Brief → Copy the lines below word for word, beginning with the first one and stopping after the line that contains "bullet-mark: △: [70, 415, 81, 434]".

Entries →
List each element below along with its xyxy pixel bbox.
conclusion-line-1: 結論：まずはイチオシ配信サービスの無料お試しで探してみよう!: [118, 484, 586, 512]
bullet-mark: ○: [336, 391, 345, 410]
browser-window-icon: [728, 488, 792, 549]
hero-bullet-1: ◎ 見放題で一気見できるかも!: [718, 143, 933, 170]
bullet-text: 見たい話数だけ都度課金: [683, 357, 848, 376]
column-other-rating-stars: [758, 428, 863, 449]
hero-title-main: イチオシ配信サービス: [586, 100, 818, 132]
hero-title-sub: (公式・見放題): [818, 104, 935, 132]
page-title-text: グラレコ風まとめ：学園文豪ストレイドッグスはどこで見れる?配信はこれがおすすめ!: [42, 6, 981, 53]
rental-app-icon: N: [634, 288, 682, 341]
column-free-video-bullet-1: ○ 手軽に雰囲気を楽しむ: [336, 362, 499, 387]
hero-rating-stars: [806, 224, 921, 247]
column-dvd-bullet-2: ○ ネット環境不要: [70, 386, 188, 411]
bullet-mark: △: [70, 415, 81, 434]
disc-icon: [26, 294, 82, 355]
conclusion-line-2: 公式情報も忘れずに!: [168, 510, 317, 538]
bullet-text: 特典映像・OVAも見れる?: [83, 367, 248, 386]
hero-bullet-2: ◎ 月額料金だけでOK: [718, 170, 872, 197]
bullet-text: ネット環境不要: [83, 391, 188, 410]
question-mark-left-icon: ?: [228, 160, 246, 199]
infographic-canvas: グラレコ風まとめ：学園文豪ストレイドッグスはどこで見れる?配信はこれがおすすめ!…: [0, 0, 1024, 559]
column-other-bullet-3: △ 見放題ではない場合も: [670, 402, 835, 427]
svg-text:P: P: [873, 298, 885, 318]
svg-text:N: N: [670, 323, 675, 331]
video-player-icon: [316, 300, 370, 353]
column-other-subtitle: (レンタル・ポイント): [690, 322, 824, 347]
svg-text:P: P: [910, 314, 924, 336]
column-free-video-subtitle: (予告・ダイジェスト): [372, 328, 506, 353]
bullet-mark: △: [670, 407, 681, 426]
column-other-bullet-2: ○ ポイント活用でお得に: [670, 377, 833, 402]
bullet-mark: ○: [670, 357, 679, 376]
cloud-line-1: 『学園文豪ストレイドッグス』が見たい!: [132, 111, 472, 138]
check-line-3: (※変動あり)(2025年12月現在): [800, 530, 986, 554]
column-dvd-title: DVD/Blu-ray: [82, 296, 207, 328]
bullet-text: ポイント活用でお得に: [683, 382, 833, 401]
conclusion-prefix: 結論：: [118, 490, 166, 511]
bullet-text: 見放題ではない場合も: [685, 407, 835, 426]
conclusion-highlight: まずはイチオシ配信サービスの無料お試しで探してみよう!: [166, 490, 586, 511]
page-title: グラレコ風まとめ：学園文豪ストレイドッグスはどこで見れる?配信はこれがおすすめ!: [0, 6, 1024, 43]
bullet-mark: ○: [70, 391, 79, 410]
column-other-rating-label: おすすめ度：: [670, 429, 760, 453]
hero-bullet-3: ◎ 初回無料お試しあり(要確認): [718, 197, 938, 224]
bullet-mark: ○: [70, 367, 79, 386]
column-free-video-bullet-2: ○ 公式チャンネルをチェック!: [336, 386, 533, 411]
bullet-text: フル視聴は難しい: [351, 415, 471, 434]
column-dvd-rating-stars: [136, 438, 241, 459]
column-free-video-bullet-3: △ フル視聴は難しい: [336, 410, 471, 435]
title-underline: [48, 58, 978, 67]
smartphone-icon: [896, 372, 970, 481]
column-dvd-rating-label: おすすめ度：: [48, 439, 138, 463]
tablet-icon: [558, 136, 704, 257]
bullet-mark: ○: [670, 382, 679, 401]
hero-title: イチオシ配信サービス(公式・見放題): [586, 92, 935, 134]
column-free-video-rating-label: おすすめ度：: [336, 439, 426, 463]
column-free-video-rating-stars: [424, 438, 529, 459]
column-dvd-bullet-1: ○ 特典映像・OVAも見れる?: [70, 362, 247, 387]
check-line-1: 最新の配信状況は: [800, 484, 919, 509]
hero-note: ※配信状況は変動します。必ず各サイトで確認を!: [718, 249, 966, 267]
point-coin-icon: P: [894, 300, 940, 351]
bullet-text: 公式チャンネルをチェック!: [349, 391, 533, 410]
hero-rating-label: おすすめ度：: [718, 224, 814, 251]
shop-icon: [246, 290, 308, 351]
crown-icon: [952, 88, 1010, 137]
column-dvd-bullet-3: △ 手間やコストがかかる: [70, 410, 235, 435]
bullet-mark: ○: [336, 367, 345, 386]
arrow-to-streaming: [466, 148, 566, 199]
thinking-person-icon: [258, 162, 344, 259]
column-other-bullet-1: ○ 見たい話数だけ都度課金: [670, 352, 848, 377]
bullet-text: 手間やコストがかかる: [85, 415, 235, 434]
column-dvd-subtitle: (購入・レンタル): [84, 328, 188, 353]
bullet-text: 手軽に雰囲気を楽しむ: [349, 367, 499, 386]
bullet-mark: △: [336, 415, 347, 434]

Full answer →
List each element below along with its xyxy pixel bbox.
conclusion-line-1: 結論：まずはイチオシ配信サービスの無料お試しで探してみよう!: [118, 484, 586, 512]
bullet-mark: ○: [336, 391, 345, 410]
browser-window-icon: [728, 488, 792, 549]
hero-bullet-1: ◎ 見放題で一気見できるかも!: [718, 143, 933, 170]
bullet-text: 見たい話数だけ都度課金: [683, 357, 848, 376]
column-other-rating-stars: [758, 428, 863, 449]
hero-title-main: イチオシ配信サービス: [586, 100, 818, 132]
hero-title-sub: (公式・見放題): [818, 104, 935, 132]
page-title-text: グラレコ風まとめ：学園文豪ストレイドッグスはどこで見れる?配信はこれがおすすめ!: [42, 6, 981, 53]
rental-app-icon: N: [634, 288, 682, 341]
column-free-video-bullet-1: ○ 手軽に雰囲気を楽しむ: [336, 362, 499, 387]
hero-rating-stars: [806, 224, 921, 247]
column-dvd-bullet-2: ○ ネット環境不要: [70, 386, 188, 411]
bullet-mark: △: [70, 415, 81, 434]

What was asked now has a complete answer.